The input

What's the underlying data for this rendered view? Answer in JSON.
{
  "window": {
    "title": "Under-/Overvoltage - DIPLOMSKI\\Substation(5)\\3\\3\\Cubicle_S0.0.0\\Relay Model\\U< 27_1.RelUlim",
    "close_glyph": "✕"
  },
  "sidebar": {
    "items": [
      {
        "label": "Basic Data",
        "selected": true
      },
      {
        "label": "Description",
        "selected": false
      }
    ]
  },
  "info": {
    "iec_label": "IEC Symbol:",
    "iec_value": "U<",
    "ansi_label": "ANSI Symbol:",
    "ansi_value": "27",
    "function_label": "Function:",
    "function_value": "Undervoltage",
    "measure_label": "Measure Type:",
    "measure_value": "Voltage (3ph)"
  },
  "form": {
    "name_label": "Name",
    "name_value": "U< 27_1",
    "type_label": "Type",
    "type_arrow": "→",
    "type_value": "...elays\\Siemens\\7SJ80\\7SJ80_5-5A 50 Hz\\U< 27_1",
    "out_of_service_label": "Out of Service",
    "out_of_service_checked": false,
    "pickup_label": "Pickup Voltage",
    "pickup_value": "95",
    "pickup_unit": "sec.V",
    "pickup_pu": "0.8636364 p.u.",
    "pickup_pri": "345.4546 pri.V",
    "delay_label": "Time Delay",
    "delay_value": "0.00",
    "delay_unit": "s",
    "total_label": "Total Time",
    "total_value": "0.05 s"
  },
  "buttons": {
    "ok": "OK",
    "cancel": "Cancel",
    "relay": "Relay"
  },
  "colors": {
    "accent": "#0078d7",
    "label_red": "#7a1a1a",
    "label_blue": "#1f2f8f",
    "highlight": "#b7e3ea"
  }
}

What is required
From the listing above, copy out each line where the word "Relay" appears.

Task answer
    "title": "Under-/Overvoltage - DIPLOMSKI\\Substation(5)\\3\\3\\Cubicle_S0.0.0\\Relay Model\\U< 27_1.RelUlim",
    "relay": "Relay"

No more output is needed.